[WHAT THE TASK ASKS]
Omit any picture, and return the remaining data exactly as written.

(Dataset records)
▼

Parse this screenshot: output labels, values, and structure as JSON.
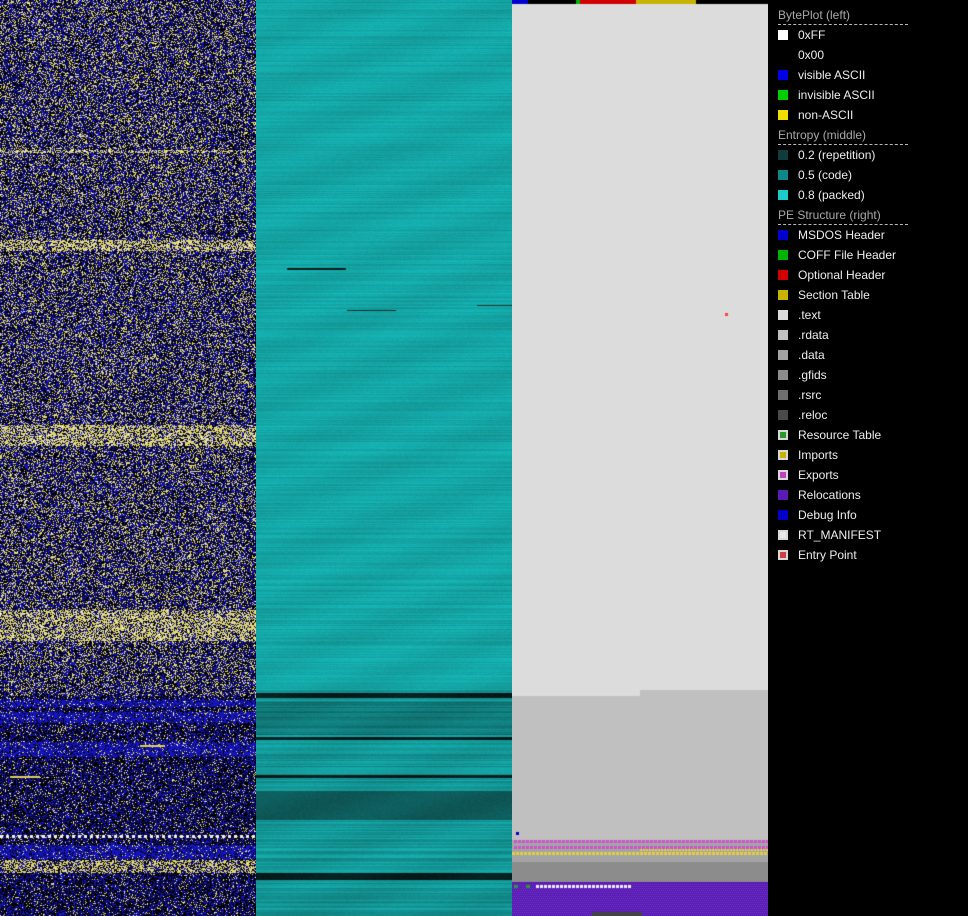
{
  "legend": {
    "byteplot": {
      "title": "BytePlot (left)",
      "items": [
        {
          "label": "0xFF",
          "color": "#ffffff",
          "outlined": false,
          "icon": "white-swatch"
        },
        {
          "label": "0x00",
          "color": "#000000",
          "outlined": false,
          "icon": "black-swatch"
        },
        {
          "label": "visible ASCII",
          "color": "#0000e6",
          "outlined": false,
          "icon": "blue-swatch"
        },
        {
          "label": "invisible ASCII",
          "color": "#00d000",
          "outlined": false,
          "icon": "green-swatch"
        },
        {
          "label": "non-ASCII",
          "color": "#f0e000",
          "outlined": false,
          "icon": "yellow-swatch"
        }
      ]
    },
    "entropy": {
      "title": "Entropy (middle)",
      "items": [
        {
          "label": "0.2 (repetition)",
          "color": "#0f3c3c",
          "outlined": false,
          "icon": "dark-teal-swatch"
        },
        {
          "label": "0.5 (code)",
          "color": "#0e8888",
          "outlined": false,
          "icon": "teal-swatch"
        },
        {
          "label": "0.8 (packed)",
          "color": "#1ccccc",
          "outlined": false,
          "icon": "cyan-swatch"
        }
      ]
    },
    "pe": {
      "title": "PE Structure (right)",
      "items": [
        {
          "label": "MSDOS Header",
          "color": "#0000d0",
          "outlined": false,
          "icon": "blue-swatch"
        },
        {
          "label": "COFF File Header",
          "color": "#00b400",
          "outlined": false,
          "icon": "green-swatch"
        },
        {
          "label": "Optional Header",
          "color": "#d00000",
          "outlined": false,
          "icon": "red-swatch"
        },
        {
          "label": "Section Table",
          "color": "#c8b400",
          "outlined": false,
          "icon": "olive-swatch"
        },
        {
          "label": ".text",
          "color": "#dcdcdc",
          "outlined": false,
          "icon": "light-gray-swatch"
        },
        {
          "label": ".rdata",
          "color": "#c0c0c0",
          "outlined": false,
          "icon": "gray-swatch"
        },
        {
          "label": ".data",
          "color": "#a4a4a4",
          "outlined": false,
          "icon": "gray-swatch"
        },
        {
          "label": ".gfids",
          "color": "#8c8c8c",
          "outlined": false,
          "icon": "gray-swatch"
        },
        {
          "label": ".rsrc",
          "color": "#6e6e6e",
          "outlined": false,
          "icon": "dark-gray-swatch"
        },
        {
          "label": ".reloc",
          "color": "#4a4a4a",
          "outlined": false,
          "icon": "dark-gray-swatch"
        },
        {
          "label": "Resource Table",
          "color": "#2a9a2a",
          "outlined": true,
          "icon": "outlined-green-swatch"
        },
        {
          "label": "Imports",
          "color": "#c8b400",
          "outlined": true,
          "icon": "outlined-yellow-swatch"
        },
        {
          "label": "Exports",
          "color": "#c040c0",
          "outlined": true,
          "icon": "outlined-magenta-swatch"
        },
        {
          "label": "Relocations",
          "color": "#5a1ab4",
          "outlined": false,
          "icon": "purple-swatch"
        },
        {
          "label": "Debug Info",
          "color": "#0000c8",
          "outlined": false,
          "icon": "blue-swatch"
        },
        {
          "label": "RT_MANIFEST",
          "color": "#e8e8e8",
          "outlined": true,
          "icon": "outlined-white-swatch"
        },
        {
          "label": "Entry Point",
          "color": "#d04040",
          "outlined": true,
          "icon": "outlined-red-swatch"
        }
      ]
    }
  }
}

▲

[SOLUTION TO THE EXERCISE]
Parse this screenshot: output labels, values, and structure as JSON.
{
  "legend": {
    "byteplot": {
      "title": "BytePlot (left)",
      "items": [
        {
          "label": "0xFF",
          "color": "#ffffff",
          "outlined": false,
          "icon": "white-swatch"
        },
        {
          "label": "0x00",
          "color": "#000000",
          "outlined": false,
          "icon": "black-swatch"
        },
        {
          "label": "visible ASCII",
          "color": "#0000e6",
          "outlined": false,
          "icon": "blue-swatch"
        },
        {
          "label": "invisible ASCII",
          "color": "#00d000",
          "outlined": false,
          "icon": "green-swatch"
        },
        {
          "label": "non-ASCII",
          "color": "#f0e000",
          "outlined": false,
          "icon": "yellow-swatch"
        }
      ]
    },
    "entropy": {
      "title": "Entropy (middle)",
      "items": [
        {
          "label": "0.2 (repetition)",
          "color": "#0f3c3c",
          "outlined": false,
          "icon": "dark-teal-swatch"
        },
        {
          "label": "0.5 (code)",
          "color": "#0e8888",
          "outlined": false,
          "icon": "teal-swatch"
        },
        {
          "label": "0.8 (packed)",
          "color": "#1ccccc",
          "outlined": false,
          "icon": "cyan-swatch"
        }
      ]
    },
    "pe": {
      "title": "PE Structure (right)",
      "items": [
        {
          "label": "MSDOS Header",
          "color": "#0000d0",
          "outlined": false,
          "icon": "blue-swatch"
        },
        {
          "label": "COFF File Header",
          "color": "#00b400",
          "outlined": false,
          "icon": "green-swatch"
        },
        {
          "label": "Optional Header",
          "color": "#d00000",
          "outlined": false,
          "icon": "red-swatch"
        },
        {
          "label": "Section Table",
          "color": "#c8b400",
          "outlined": false,
          "icon": "olive-swatch"
        },
        {
          "label": ".text",
          "color": "#dcdcdc",
          "outlined": false,
          "icon": "light-gray-swatch"
        },
        {
          "label": ".rdata",
          "color": "#c0c0c0",
          "outlined": false,
          "icon": "gray-swatch"
        },
        {
          "label": ".data",
          "color": "#a4a4a4",
          "outlined": false,
          "icon": "gray-swatch"
        },
        {
          "label": ".gfids",
          "color": "#8c8c8c",
          "outlined": false,
          "icon": "gray-swatch"
        },
        {
          "label": ".rsrc",
          "color": "#6e6e6e",
          "outlined": false,
          "icon": "dark-gray-swatch"
        },
        {
          "label": ".reloc",
          "color": "#4a4a4a",
          "outlined": false,
          "icon": "dark-gray-swatch"
        },
        {
          "label": "Resource Table",
          "color": "#2a9a2a",
          "outlined": true,
          "icon": "outlined-green-swatch"
        },
        {
          "label": "Imports",
          "color": "#c8b400",
          "outlined": true,
          "icon": "outlined-yellow-swatch"
        },
        {
          "label": "Exports",
          "color": "#c040c0",
          "outlined": true,
          "icon": "outlined-magenta-swatch"
        },
        {
          "label": "Relocations",
          "color": "#5a1ab4",
          "outlined": false,
          "icon": "purple-swatch"
        },
        {
          "label": "Debug Info",
          "color": "#0000c8",
          "outlined": false,
          "icon": "blue-swatch"
        },
        {
          "label": "RT_MANIFEST",
          "color": "#e8e8e8",
          "outlined": true,
          "icon": "outlined-white-swatch"
        },
        {
          "label": "Entry Point",
          "color": "#d04040",
          "outlined": true,
          "icon": "outlined-red-swatch"
        }
      ]
    }
  }
}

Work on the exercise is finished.